Which lines hold the word "data"? Copy each of them from the material.

◇ ◇ ◇ ◇ ◇ ◇ ◇

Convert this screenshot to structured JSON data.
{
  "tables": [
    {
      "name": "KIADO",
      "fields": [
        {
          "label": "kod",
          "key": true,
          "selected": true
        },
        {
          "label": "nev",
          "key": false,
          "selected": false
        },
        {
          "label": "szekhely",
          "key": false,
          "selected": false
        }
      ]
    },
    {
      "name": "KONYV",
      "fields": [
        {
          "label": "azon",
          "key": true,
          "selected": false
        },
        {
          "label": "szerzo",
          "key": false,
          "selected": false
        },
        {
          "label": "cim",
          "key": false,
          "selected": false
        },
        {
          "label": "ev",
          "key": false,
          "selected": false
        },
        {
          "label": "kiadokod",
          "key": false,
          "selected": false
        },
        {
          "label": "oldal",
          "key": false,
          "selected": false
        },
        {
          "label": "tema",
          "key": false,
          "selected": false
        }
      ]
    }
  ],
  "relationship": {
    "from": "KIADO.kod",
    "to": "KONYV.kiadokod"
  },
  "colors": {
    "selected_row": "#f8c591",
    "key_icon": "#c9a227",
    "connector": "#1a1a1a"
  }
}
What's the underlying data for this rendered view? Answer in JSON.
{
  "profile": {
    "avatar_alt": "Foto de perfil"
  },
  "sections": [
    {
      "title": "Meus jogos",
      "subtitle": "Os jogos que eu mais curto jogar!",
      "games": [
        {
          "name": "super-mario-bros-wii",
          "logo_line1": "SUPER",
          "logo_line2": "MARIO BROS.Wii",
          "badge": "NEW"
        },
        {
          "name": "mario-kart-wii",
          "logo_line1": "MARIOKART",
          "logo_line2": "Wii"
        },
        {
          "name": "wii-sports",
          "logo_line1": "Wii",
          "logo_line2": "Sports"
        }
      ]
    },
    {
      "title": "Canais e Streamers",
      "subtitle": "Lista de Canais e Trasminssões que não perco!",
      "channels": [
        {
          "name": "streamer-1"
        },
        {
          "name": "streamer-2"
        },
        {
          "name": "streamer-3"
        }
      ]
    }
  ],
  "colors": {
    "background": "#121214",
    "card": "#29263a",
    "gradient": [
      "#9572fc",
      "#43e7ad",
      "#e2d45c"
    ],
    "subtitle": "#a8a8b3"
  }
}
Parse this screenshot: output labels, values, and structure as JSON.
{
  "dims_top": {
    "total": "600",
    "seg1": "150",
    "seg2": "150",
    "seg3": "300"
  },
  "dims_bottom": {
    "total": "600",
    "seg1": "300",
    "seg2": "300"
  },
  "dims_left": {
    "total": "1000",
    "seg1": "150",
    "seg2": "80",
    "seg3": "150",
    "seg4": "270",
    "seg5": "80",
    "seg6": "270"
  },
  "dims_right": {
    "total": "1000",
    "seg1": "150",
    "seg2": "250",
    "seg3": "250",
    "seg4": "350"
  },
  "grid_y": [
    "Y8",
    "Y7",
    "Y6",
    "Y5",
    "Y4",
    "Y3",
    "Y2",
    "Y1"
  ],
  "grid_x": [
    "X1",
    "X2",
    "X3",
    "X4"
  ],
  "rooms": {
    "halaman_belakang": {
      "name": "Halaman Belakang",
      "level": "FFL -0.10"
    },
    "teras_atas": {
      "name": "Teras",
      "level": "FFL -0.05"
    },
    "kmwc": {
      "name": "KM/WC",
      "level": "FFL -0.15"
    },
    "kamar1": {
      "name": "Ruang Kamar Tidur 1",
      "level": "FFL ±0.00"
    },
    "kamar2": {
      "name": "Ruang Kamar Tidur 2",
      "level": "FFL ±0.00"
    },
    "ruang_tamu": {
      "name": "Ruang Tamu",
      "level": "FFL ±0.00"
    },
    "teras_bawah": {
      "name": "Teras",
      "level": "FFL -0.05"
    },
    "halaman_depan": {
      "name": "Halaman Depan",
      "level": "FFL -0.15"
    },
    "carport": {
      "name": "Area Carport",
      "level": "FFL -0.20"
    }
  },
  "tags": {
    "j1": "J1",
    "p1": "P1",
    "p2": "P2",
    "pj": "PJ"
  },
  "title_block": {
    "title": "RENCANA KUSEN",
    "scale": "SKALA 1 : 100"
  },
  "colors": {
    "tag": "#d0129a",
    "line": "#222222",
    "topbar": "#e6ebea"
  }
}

◇ ◇ ◇ ◇ ◇ ◇ ◇

EXPECTED ANSWER
Convert this screenshot to structured JSON data.
What's the underlying data for this rendered view? Answer in JSON.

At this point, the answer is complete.